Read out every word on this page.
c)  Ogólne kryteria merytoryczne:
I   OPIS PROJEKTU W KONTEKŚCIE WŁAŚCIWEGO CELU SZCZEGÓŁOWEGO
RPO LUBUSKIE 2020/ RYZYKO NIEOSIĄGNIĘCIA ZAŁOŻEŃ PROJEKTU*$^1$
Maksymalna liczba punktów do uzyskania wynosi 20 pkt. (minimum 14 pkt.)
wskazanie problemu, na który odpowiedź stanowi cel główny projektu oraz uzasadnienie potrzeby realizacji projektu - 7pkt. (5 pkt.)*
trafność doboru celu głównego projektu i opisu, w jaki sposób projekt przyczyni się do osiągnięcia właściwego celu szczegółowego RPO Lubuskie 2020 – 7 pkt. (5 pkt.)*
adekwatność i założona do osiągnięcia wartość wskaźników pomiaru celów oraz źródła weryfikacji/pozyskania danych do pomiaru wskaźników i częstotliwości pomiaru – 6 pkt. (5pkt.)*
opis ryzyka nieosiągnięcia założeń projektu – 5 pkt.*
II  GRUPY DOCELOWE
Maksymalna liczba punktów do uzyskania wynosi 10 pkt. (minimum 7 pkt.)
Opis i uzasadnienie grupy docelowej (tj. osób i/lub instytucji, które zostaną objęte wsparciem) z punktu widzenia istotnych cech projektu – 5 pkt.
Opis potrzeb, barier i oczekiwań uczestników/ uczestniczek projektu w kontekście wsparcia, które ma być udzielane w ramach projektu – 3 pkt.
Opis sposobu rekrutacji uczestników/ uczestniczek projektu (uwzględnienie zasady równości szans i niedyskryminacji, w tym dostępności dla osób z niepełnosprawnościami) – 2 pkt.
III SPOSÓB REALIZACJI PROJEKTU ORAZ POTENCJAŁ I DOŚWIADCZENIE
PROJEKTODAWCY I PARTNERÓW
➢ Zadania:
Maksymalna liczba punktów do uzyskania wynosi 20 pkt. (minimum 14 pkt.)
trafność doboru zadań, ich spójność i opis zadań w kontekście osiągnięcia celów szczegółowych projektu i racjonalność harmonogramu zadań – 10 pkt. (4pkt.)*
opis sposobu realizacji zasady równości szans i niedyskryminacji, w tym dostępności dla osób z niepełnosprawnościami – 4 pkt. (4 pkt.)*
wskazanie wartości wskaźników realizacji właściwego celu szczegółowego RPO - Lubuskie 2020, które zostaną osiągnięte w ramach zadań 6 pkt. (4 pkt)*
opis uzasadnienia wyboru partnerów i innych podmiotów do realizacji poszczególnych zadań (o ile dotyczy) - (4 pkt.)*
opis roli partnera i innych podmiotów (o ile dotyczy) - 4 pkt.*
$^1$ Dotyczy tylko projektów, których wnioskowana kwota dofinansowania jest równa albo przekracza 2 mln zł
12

TASK DESCRIPTION
From the records above, extract every line exactly as it stands.

RESPONSE
Read out every word on this page.
c)  Ogólne kryteria merytoryczne:
I   OPIS PROJEKTU W KONTEKŚCIE WŁAŚCIWEGO CELU SZCZEGÓŁOWEGO
RPO LUBUSKIE 2020/ RYZYKO NIEOSIĄGNIĘCIA ZAŁOŻEŃ PROJEKTU*$^1$
Maksymalna liczba punktów do uzyskania wynosi 20 pkt. (minimum 14 pkt.)
wskazanie problemu, na który odpowiedź stanowi cel główny projektu oraz uzasadnienie potrzeby realizacji projektu - 7pkt. (5 pkt.)*
trafność doboru celu głównego projektu i opisu, w jaki sposób projekt przyczyni się do osiągnięcia właściwego celu szczegółowego RPO Lubuskie 2020 – 7 pkt. (5 pkt.)*
adekwatność i założona do osiągnięcia wartość wskaźników pomiaru celów oraz źródła weryfikacji/pozyskania danych do pomiaru wskaźników i częstotliwości pomiaru – 6 pkt. (5pkt.)*
opis ryzyka nieosiągnięcia założeń projektu – 5 pkt.*
II  GRUPY DOCELOWE
Maksymalna liczba punktów do uzyskania wynosi 10 pkt. (minimum 7 pkt.)
Opis i uzasadnienie grupy docelowej (tj. osób i/lub instytucji, które zostaną objęte wsparciem) z punktu widzenia istotnych cech projektu – 5 pkt.
Opis potrzeb, barier i oczekiwań uczestników/ uczestniczek projektu w kontekście wsparcia, które ma być udzielane w ramach projektu – 3 pkt.
Opis sposobu rekrutacji uczestników/ uczestniczek projektu (uwzględnienie zasady równości szans i niedyskryminacji, w tym dostępności dla osób z niepełnosprawnościami) – 2 pkt.
III SPOSÓB REALIZACJI PROJEKTU ORAZ POTENCJAŁ I DOŚWIADCZENIE
PROJEKTODAWCY I PARTNERÓW
➢ Zadania:
Maksymalna liczba punktów do uzyskania wynosi 20 pkt. (minimum 14 pkt.)
trafność doboru zadań, ich spójność i opis zadań w kontekście osiągnięcia celów szczegółowych projektu i racjonalność harmonogramu zadań – 10 pkt. (4pkt.)*
opis sposobu realizacji zasady równości szans i niedyskryminacji, w tym dostępności dla osób z niepełnosprawnościami – 4 pkt. (4 pkt.)*
wskazanie wartości wskaźników realizacji właściwego celu szczegółowego RPO - Lubuskie 2020, które zostaną osiągnięte w ramach zadań 6 pkt. (4 pkt)*
opis uzasadnienia wyboru partnerów i innych podmiotów do realizacji poszczególnych zadań (o ile dotyczy) - (4 pkt.)*
opis roli partnera i innych podmiotów (o ile dotyczy) - 4 pkt.*
$^1$ Dotyczy tylko projektów, których wnioskowana kwota dofinansowania jest równa albo przekracza 2 mln zł
12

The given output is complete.